§ **Material for the task**:

____

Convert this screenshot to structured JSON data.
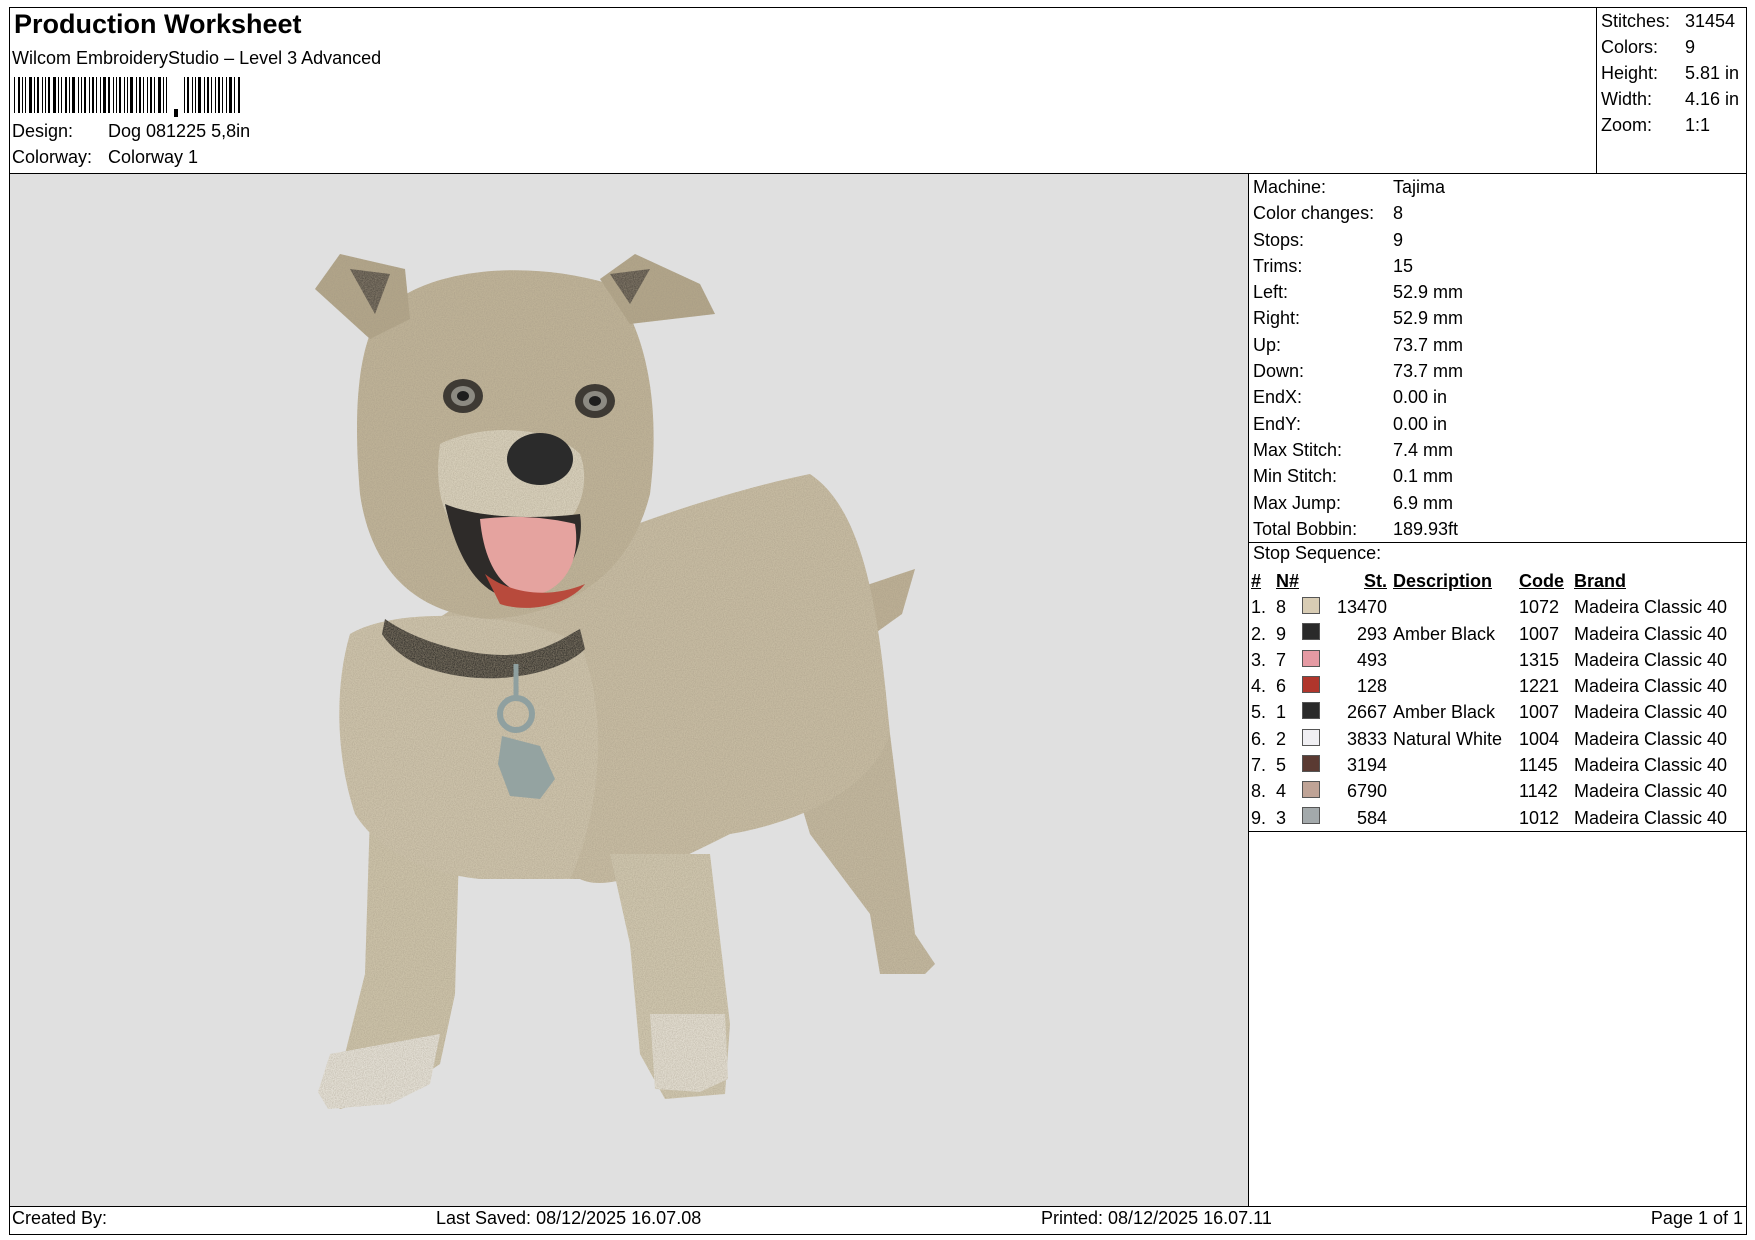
{
  "header": {
    "title": "Production Worksheet",
    "software": "Wilcom EmbroideryStudio – Level 3 Advanced",
    "design_label": "Design:",
    "design_value": "Dog 081225 5,8in",
    "colorway_label": "Colorway:",
    "colorway_value": "Colorway 1"
  },
  "summary": {
    "stitches_label": "Stitches:",
    "stitches": "31454",
    "colors_label": "Colors:",
    "colors": "9",
    "height_label": "Height:",
    "height": "5.81 in",
    "width_label": "Width:",
    "width": "4.16 in",
    "zoom_label": "Zoom:",
    "zoom": "1:1"
  },
  "machine": [
    {
      "label": "Machine:",
      "value": "Tajima"
    },
    {
      "label": "Color changes:",
      "value": "8"
    },
    {
      "label": "Stops:",
      "value": "9"
    },
    {
      "label": "Trims:",
      "value": "15"
    },
    {
      "label": "Left:",
      "value": "52.9 mm"
    },
    {
      "label": "Right:",
      "value": "52.9 mm"
    },
    {
      "label": "Up:",
      "value": "73.7 mm"
    },
    {
      "label": "Down:",
      "value": "73.7 mm"
    },
    {
      "label": "EndX:",
      "value": "0.00 in"
    },
    {
      "label": "EndY:",
      "value": "0.00 in"
    },
    {
      "label": "Max Stitch:",
      "value": "7.4 mm"
    },
    {
      "label": "Min Stitch:",
      "value": "0.1 mm"
    },
    {
      "label": "Max Jump:",
      "value": "6.9 mm"
    },
    {
      "label": "Total Bobbin:",
      "value": "189.93ft"
    }
  ],
  "stop_sequence": {
    "title": "Stop Sequence:",
    "headers": {
      "num": "#",
      "n": "N#",
      "st": "St.",
      "desc": "Description",
      "code": "Code",
      "brand": "Brand"
    },
    "rows": [
      {
        "num": "1.",
        "n": "8",
        "color": "#d8ccb4",
        "st": "13470",
        "desc": "",
        "code": "1072",
        "brand": "Madeira Classic 40"
      },
      {
        "num": "2.",
        "n": "9",
        "color": "#2a2a2a",
        "st": "293",
        "desc": "Amber Black",
        "code": "1007",
        "brand": "Madeira Classic 40"
      },
      {
        "num": "3.",
        "n": "7",
        "color": "#e59aa3",
        "st": "493",
        "desc": "",
        "code": "1315",
        "brand": "Madeira Classic 40"
      },
      {
        "num": "4.",
        "n": "6",
        "color": "#b0362c",
        "st": "128",
        "desc": "",
        "code": "1221",
        "brand": "Madeira Classic 40"
      },
      {
        "num": "5.",
        "n": "1",
        "color": "#2a2a2a",
        "st": "2667",
        "desc": "Amber Black",
        "code": "1007",
        "brand": "Madeira Classic 40"
      },
      {
        "num": "6.",
        "n": "2",
        "color": "#f0eff3",
        "st": "3833",
        "desc": "Natural White",
        "code": "1004",
        "brand": "Madeira Classic 40"
      },
      {
        "num": "7.",
        "n": "5",
        "color": "#5a3a32",
        "st": "3194",
        "desc": "",
        "code": "1145",
        "brand": "Madeira Classic 40"
      },
      {
        "num": "8.",
        "n": "4",
        "color": "#bfa396",
        "st": "6790",
        "desc": "",
        "code": "1142",
        "brand": "Madeira Classic 40"
      },
      {
        "num": "9.",
        "n": "3",
        "color": "#a3a9ab",
        "st": "584",
        "desc": "",
        "code": "1012",
        "brand": "Madeira Classic 40"
      }
    ]
  },
  "footer": {
    "created_by": "Created By:",
    "last_saved": "Last Saved: 08/12/2025 16.07.08",
    "printed": "Printed: 08/12/2025 16.07.11",
    "page": "Page 1 of 1"
  }
}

____

§ **Exercise goal**: Copy the records word for word, leaving no picture in the copy.

§ **Result for this task**:
Convert this screenshot to structured JSON data.
{
  "header": {
    "title": "Production Worksheet",
    "software": "Wilcom EmbroideryStudio – Level 3 Advanced",
    "design_label": "Design:",
    "design_value": "Dog 081225 5,8in",
    "colorway_label": "Colorway:",
    "colorway_value": "Colorway 1"
  },
  "summary": {
    "stitches_label": "Stitches:",
    "stitches": "31454",
    "colors_label": "Colors:",
    "colors": "9",
    "height_label": "Height:",
    "height": "5.81 in",
    "width_label": "Width:",
    "width": "4.16 in",
    "zoom_label": "Zoom:",
    "zoom": "1:1"
  },
  "machine": [
    {
      "label": "Machine:",
      "value": "Tajima"
    },
    {
      "label": "Color changes:",
      "value": "8"
    },
    {
      "label": "Stops:",
      "value": "9"
    },
    {
      "label": "Trims:",
      "value": "15"
    },
    {
      "label": "Left:",
      "value": "52.9 mm"
    },
    {
      "label": "Right:",
      "value": "52.9 mm"
    },
    {
      "label": "Up:",
      "value": "73.7 mm"
    },
    {
      "label": "Down:",
      "value": "73.7 mm"
    },
    {
      "label": "EndX:",
      "value": "0.00 in"
    },
    {
      "label": "EndY:",
      "value": "0.00 in"
    },
    {
      "label": "Max Stitch:",
      "value": "7.4 mm"
    },
    {
      "label": "Min Stitch:",
      "value": "0.1 mm"
    },
    {
      "label": "Max Jump:",
      "value": "6.9 mm"
    },
    {
      "label": "Total Bobbin:",
      "value": "189.93ft"
    }
  ],
  "stop_sequence": {
    "title": "Stop Sequence:",
    "headers": {
      "num": "#",
      "n": "N#",
      "st": "St.",
      "desc": "Description",
      "code": "Code",
      "brand": "Brand"
    },
    "rows": [
      {
        "num": "1.",
        "n": "8",
        "color": "#d8ccb4",
        "st": "13470",
        "desc": "",
        "code": "1072",
        "brand": "Madeira Classic 40"
      },
      {
        "num": "2.",
        "n": "9",
        "color": "#2a2a2a",
        "st": "293",
        "desc": "Amber Black",
        "code": "1007",
        "brand": "Madeira Classic 40"
      },
      {
        "num": "3.",
        "n": "7",
        "color": "#e59aa3",
        "st": "493",
        "desc": "",
        "code": "1315",
        "brand": "Madeira Classic 40"
      },
      {
        "num": "4.",
        "n": "6",
        "color": "#b0362c",
        "st": "128",
        "desc": "",
        "code": "1221",
        "brand": "Madeira Classic 40"
      },
      {
        "num": "5.",
        "n": "1",
        "color": "#2a2a2a",
        "st": "2667",
        "desc": "Amber Black",
        "code": "1007",
        "brand": "Madeira Classic 40"
      },
      {
        "num": "6.",
        "n": "2",
        "color": "#f0eff3",
        "st": "3833",
        "desc": "Natural White",
        "code": "1004",
        "brand": "Madeira Classic 40"
      },
      {
        "num": "7.",
        "n": "5",
        "color": "#5a3a32",
        "st": "3194",
        "desc": "",
        "code": "1145",
        "brand": "Madeira Classic 40"
      },
      {
        "num": "8.",
        "n": "4",
        "color": "#bfa396",
        "st": "6790",
        "desc": "",
        "code": "1142",
        "brand": "Madeira Classic 40"
      },
      {
        "num": "9.",
        "n": "3",
        "color": "#a3a9ab",
        "st": "584",
        "desc": "",
        "code": "1012",
        "brand": "Madeira Classic 40"
      }
    ]
  },
  "footer": {
    "created_by": "Created By:",
    "last_saved": "Last Saved: 08/12/2025 16.07.08",
    "printed": "Printed: 08/12/2025 16.07.11",
    "page": "Page 1 of 1"
  }
}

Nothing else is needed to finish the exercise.